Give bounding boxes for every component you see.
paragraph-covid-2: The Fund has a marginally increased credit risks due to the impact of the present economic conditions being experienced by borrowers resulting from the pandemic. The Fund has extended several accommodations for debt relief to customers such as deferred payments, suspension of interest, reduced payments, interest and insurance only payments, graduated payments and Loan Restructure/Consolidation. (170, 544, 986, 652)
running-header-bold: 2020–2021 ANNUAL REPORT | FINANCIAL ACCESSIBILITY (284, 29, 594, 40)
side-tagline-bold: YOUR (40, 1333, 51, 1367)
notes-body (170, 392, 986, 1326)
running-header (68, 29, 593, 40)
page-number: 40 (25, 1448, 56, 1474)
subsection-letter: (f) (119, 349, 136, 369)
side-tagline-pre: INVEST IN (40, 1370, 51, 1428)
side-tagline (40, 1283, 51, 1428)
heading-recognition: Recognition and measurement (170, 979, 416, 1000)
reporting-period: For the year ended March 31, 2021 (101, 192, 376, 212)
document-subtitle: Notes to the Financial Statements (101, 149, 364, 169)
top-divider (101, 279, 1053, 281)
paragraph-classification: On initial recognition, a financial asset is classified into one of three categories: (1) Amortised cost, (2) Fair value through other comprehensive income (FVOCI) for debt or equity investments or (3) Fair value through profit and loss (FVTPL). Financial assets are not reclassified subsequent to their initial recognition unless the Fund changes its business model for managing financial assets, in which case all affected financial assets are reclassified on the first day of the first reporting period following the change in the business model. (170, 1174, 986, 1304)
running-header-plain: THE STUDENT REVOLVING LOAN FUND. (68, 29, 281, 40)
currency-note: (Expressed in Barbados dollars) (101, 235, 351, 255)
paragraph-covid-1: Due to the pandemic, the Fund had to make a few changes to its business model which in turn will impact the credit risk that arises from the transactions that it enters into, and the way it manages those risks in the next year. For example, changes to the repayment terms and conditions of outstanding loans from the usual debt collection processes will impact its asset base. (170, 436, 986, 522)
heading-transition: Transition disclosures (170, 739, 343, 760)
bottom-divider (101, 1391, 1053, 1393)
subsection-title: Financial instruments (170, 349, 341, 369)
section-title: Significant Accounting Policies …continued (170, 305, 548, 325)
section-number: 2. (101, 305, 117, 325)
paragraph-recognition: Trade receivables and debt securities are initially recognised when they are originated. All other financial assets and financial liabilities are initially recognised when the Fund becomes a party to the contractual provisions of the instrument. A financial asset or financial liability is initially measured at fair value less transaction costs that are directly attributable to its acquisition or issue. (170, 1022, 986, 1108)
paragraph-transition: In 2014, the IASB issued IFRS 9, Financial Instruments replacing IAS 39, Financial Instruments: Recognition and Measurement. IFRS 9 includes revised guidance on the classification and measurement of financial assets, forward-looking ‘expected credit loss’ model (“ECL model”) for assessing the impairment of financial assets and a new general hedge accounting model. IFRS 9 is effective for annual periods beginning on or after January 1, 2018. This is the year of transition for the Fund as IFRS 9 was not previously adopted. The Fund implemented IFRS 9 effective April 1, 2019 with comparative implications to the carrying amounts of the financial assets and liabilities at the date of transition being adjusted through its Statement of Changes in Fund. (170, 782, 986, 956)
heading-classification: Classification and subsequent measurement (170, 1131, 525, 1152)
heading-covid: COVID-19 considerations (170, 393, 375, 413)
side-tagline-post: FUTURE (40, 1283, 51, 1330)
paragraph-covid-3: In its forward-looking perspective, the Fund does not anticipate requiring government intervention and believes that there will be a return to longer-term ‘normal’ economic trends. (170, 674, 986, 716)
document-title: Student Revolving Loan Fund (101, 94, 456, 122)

■ Task prompt:
Turn the entries from the first line through the line that contains "top-divider (101, 279, 1053, 281)" into a numbered list, leaving out any blank lines.

■ Answer to the task:
1. Give bounding boxes for every component you see.
2. paragraph-covid-2: The Fund has a marginally increased credit risks due to the impact of the present economic conditions being experienced by borrowers resulting from the pandemic. The Fund has extended several accommodations for debt relief to customers such as deferred payments, suspension of interest, reduced payments, interest and insurance only payments, graduated payments and Loan Restructure/Consolidation. (170, 544, 986, 652)
3. running-header-bold: 2020–2021 ANNUAL REPORT | FINANCIAL ACCESSIBILITY (284, 29, 594, 40)
4. side-tagline-bold: YOUR (40, 1333, 51, 1367)
5. notes-body (170, 392, 986, 1326)
6. running-header (68, 29, 593, 40)
7. page-number: 40 (25, 1448, 56, 1474)
8. subsection-letter: (f) (119, 349, 136, 369)
9. side-tagline-pre: INVEST IN (40, 1370, 51, 1428)
10. side-tagline (40, 1283, 51, 1428)
11. heading-recognition: Recognition and measurement (170, 979, 416, 1000)
12. reporting-period: For the year ended March 31, 2021 (101, 192, 376, 212)
13. document-subtitle: Notes to the Financial Statements (101, 149, 364, 169)
14. top-divider (101, 279, 1053, 281)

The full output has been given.